REQUIRED TASK:
List each line of the data that holds the string "this".

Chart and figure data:
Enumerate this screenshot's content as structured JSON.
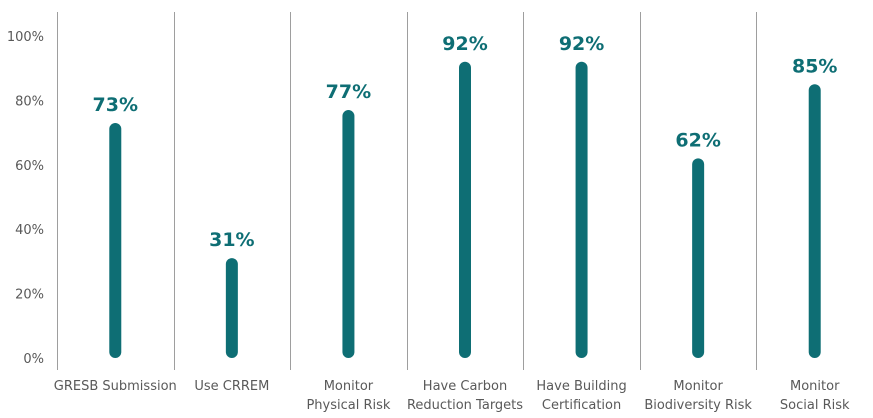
{
  "chart_data": {
    "type": "bar",
    "style": "lollipop-columns",
    "categories": [
      [
        "GRESB Submission"
      ],
      [
        "Use CRREM"
      ],
      [
        "Monitor",
        "Physical Risk"
      ],
      [
        "Have Carbon",
        "Reduction Targets"
      ],
      [
        "Have Building",
        "Certification"
      ],
      [
        "Monitor",
        "Biodiversity Risk"
      ],
      [
        "Monitor",
        "Social Risk"
      ]
    ],
    "values": [
      73,
      31,
      77,
      92,
      92,
      62,
      85
    ],
    "value_labels": [
      "73%",
      "31%",
      "77%",
      "92%",
      "92%",
      "62%",
      "85%"
    ],
    "y_ticks": [
      "0%",
      "20%",
      "40%",
      "60%",
      "80%",
      "100%"
    ],
    "ylim": [
      0,
      100
    ],
    "grid": "vertical separators between categories",
    "bar_color": "#0e6e74",
    "label_color": "#0e6e74",
    "axis_text_color": "#595959",
    "separator_color": "#9e9e9e"
  }
}
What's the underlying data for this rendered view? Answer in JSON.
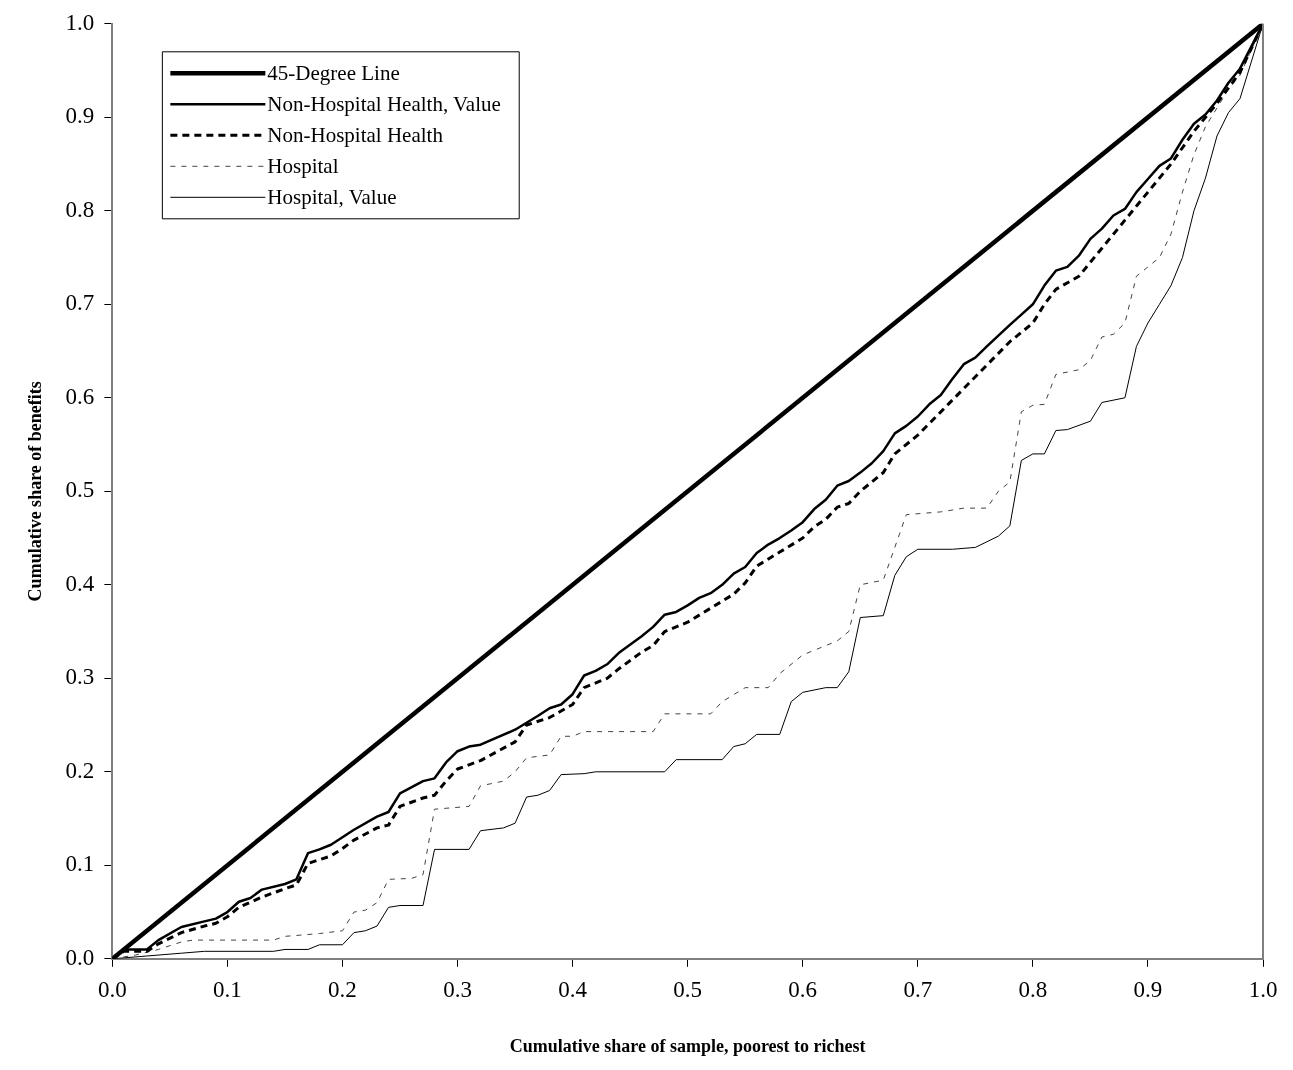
{
  "chart_data": {
    "type": "line",
    "xlabel": "Cumulative share of sample, poorest to richest",
    "ylabel": "Cumulative share of benefits",
    "xlim": [
      0,
      1
    ],
    "ylim": [
      0,
      1
    ],
    "xticks": [
      {
        "value": 0,
        "label": "0.0"
      },
      0.1,
      0.2,
      0.3,
      0.4,
      0.5,
      0.6,
      0.7,
      0.8,
      0.9,
      {
        "value": 1,
        "label": "1.0"
      }
    ],
    "yticks": [
      {
        "value": 0,
        "label": "0.0"
      },
      0.1,
      0.2,
      0.3,
      0.4,
      0.5,
      0.6,
      0.7,
      0.8,
      0.9,
      {
        "value": 1,
        "label": "1.0"
      }
    ],
    "grid": false,
    "legend": "top left",
    "marker": "none",
    "series": [
      {
        "name": "45-Degree Line",
        "color": "#000000",
        "line_style": "solid",
        "x": [
          0,
          1
        ],
        "values": [
          0,
          1
        ]
      },
      {
        "name": "Non-Hospital Health, Value",
        "color": "#000000",
        "line_style": "solid",
        "x": [
          0,
          0.01,
          0.03,
          0.04,
          0.06,
          0.08,
          0.09,
          0.1,
          0.11,
          0.12,
          0.13,
          0.15,
          0.16,
          0.17,
          0.18,
          0.19,
          0.2,
          0.21,
          0.23,
          0.24,
          0.25,
          0.27,
          0.28,
          0.29,
          0.3,
          0.31,
          0.32,
          0.35,
          0.37,
          0.38,
          0.39,
          0.4,
          0.41,
          0.42,
          0.43,
          0.44,
          0.46,
          0.47,
          0.48,
          0.49,
          0.5,
          0.51,
          0.52,
          0.53,
          0.54,
          0.55,
          0.56,
          0.57,
          0.58,
          0.59,
          0.6,
          0.61,
          0.62,
          0.63,
          0.64,
          0.65,
          0.66,
          0.67,
          0.68,
          0.69,
          0.7,
          0.71,
          0.72,
          0.73,
          0.74,
          0.75,
          0.76,
          0.78,
          0.79,
          0.8,
          0.81,
          0.82,
          0.83,
          0.84,
          0.85,
          0.86,
          0.87,
          0.88,
          0.89,
          0.9,
          0.91,
          0.92,
          0.93,
          0.94,
          0.95,
          0.96,
          0.97,
          0.98,
          1
        ],
        "values": [
          0,
          0.01,
          0.01,
          0.02,
          0.034,
          0.04,
          0.043,
          0.05,
          0.061,
          0.065,
          0.074,
          0.08,
          0.085,
          0.113,
          0.117,
          0.122,
          0.13,
          0.138,
          0.152,
          0.157,
          0.177,
          0.19,
          0.193,
          0.21,
          0.222,
          0.227,
          0.229,
          0.245,
          0.26,
          0.268,
          0.272,
          0.283,
          0.303,
          0.308,
          0.315,
          0.327,
          0.345,
          0.355,
          0.368,
          0.371,
          0.378,
          0.386,
          0.391,
          0.4,
          0.412,
          0.419,
          0.434,
          0.443,
          0.45,
          0.458,
          0.467,
          0.481,
          0.491,
          0.506,
          0.511,
          0.52,
          0.53,
          0.543,
          0.562,
          0.57,
          0.58,
          0.593,
          0.603,
          0.62,
          0.636,
          0.643,
          0.655,
          0.678,
          0.689,
          0.7,
          0.72,
          0.736,
          0.74,
          0.752,
          0.77,
          0.781,
          0.795,
          0.802,
          0.82,
          0.834,
          0.848,
          0.856,
          0.876,
          0.893,
          0.903,
          0.918,
          0.937,
          0.952,
          1
        ]
      },
      {
        "name": "Non-Hospital Health",
        "color": "#000000",
        "line_style": "dashed",
        "x": [
          0,
          0.01,
          0.03,
          0.04,
          0.06,
          0.08,
          0.09,
          0.1,
          0.11,
          0.13,
          0.15,
          0.16,
          0.17,
          0.19,
          0.2,
          0.21,
          0.23,
          0.24,
          0.25,
          0.27,
          0.28,
          0.29,
          0.3,
          0.32,
          0.35,
          0.36,
          0.38,
          0.39,
          0.4,
          0.41,
          0.43,
          0.44,
          0.46,
          0.47,
          0.48,
          0.5,
          0.52,
          0.54,
          0.55,
          0.56,
          0.58,
          0.6,
          0.61,
          0.62,
          0.63,
          0.64,
          0.65,
          0.67,
          0.68,
          0.7,
          0.72,
          0.74,
          0.76,
          0.78,
          0.8,
          0.81,
          0.82,
          0.84,
          0.86,
          0.88,
          0.9,
          0.92,
          0.94,
          0.96,
          0.98,
          1
        ],
        "values": [
          0,
          0.008,
          0.008,
          0.016,
          0.028,
          0.035,
          0.038,
          0.045,
          0.055,
          0.066,
          0.075,
          0.079,
          0.102,
          0.11,
          0.118,
          0.127,
          0.14,
          0.143,
          0.163,
          0.172,
          0.175,
          0.19,
          0.203,
          0.212,
          0.232,
          0.25,
          0.258,
          0.265,
          0.272,
          0.29,
          0.3,
          0.31,
          0.328,
          0.335,
          0.35,
          0.36,
          0.375,
          0.39,
          0.402,
          0.42,
          0.435,
          0.45,
          0.462,
          0.47,
          0.483,
          0.487,
          0.5,
          0.52,
          0.54,
          0.56,
          0.585,
          0.61,
          0.635,
          0.66,
          0.68,
          0.7,
          0.716,
          0.73,
          0.76,
          0.79,
          0.82,
          0.85,
          0.885,
          0.915,
          0.948,
          1
        ]
      },
      {
        "name": "Hospital",
        "color": "#444444",
        "line_style": "dashed",
        "x": [
          0,
          0.02,
          0.04,
          0.06,
          0.07,
          0.1,
          0.14,
          0.15,
          0.18,
          0.2,
          0.21,
          0.22,
          0.23,
          0.24,
          0.26,
          0.27,
          0.28,
          0.31,
          0.32,
          0.34,
          0.35,
          0.36,
          0.38,
          0.39,
          0.4,
          0.41,
          0.47,
          0.48,
          0.52,
          0.53,
          0.55,
          0.57,
          0.58,
          0.6,
          0.62,
          0.63,
          0.64,
          0.65,
          0.67,
          0.68,
          0.69,
          0.72,
          0.74,
          0.76,
          0.77,
          0.78,
          0.79,
          0.8,
          0.81,
          0.82,
          0.84,
          0.85,
          0.86,
          0.87,
          0.88,
          0.89,
          0.91,
          0.92,
          0.93,
          0.94,
          0.95,
          0.96,
          0.97,
          0.98,
          1
        ],
        "values": [
          0,
          0.004,
          0.01,
          0.018,
          0.02,
          0.02,
          0.02,
          0.024,
          0.027,
          0.03,
          0.05,
          0.052,
          0.06,
          0.085,
          0.086,
          0.09,
          0.16,
          0.163,
          0.185,
          0.19,
          0.2,
          0.215,
          0.218,
          0.238,
          0.238,
          0.243,
          0.243,
          0.262,
          0.262,
          0.275,
          0.29,
          0.29,
          0.305,
          0.325,
          0.335,
          0.34,
          0.35,
          0.4,
          0.405,
          0.44,
          0.475,
          0.478,
          0.482,
          0.482,
          0.5,
          0.51,
          0.585,
          0.592,
          0.593,
          0.625,
          0.63,
          0.64,
          0.665,
          0.668,
          0.68,
          0.73,
          0.75,
          0.775,
          0.82,
          0.86,
          0.89,
          0.91,
          0.93,
          0.945,
          1
        ]
      },
      {
        "name": "Hospital, Value",
        "color": "#000000",
        "line_style": "solid",
        "x": [
          0,
          0.03,
          0.06,
          0.08,
          0.14,
          0.15,
          0.17,
          0.18,
          0.2,
          0.21,
          0.22,
          0.23,
          0.24,
          0.25,
          0.27,
          0.28,
          0.31,
          0.32,
          0.34,
          0.35,
          0.36,
          0.37,
          0.38,
          0.39,
          0.41,
          0.42,
          0.48,
          0.49,
          0.53,
          0.54,
          0.55,
          0.56,
          0.58,
          0.59,
          0.6,
          0.62,
          0.63,
          0.64,
          0.65,
          0.67,
          0.68,
          0.69,
          0.7,
          0.73,
          0.75,
          0.77,
          0.78,
          0.79,
          0.8,
          0.81,
          0.82,
          0.83,
          0.85,
          0.86,
          0.88,
          0.89,
          0.9,
          0.91,
          0.92,
          0.93,
          0.94,
          0.95,
          0.96,
          0.97,
          0.98,
          1
        ],
        "values": [
          0,
          0.003,
          0.006,
          0.008,
          0.008,
          0.01,
          0.01,
          0.015,
          0.015,
          0.028,
          0.03,
          0.035,
          0.055,
          0.057,
          0.057,
          0.117,
          0.117,
          0.137,
          0.14,
          0.145,
          0.173,
          0.175,
          0.18,
          0.197,
          0.198,
          0.2,
          0.2,
          0.213,
          0.213,
          0.227,
          0.23,
          0.24,
          0.24,
          0.275,
          0.285,
          0.29,
          0.29,
          0.307,
          0.365,
          0.367,
          0.41,
          0.43,
          0.438,
          0.438,
          0.44,
          0.452,
          0.463,
          0.533,
          0.54,
          0.54,
          0.565,
          0.566,
          0.575,
          0.595,
          0.6,
          0.655,
          0.68,
          0.7,
          0.72,
          0.75,
          0.8,
          0.835,
          0.88,
          0.905,
          0.92,
          1
        ]
      }
    ]
  }
}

EXERCISE RESPONSE:
Enumerate this screenshot's content as structured JSON.
What's the underlying data for this rendered view? Answer in JSON.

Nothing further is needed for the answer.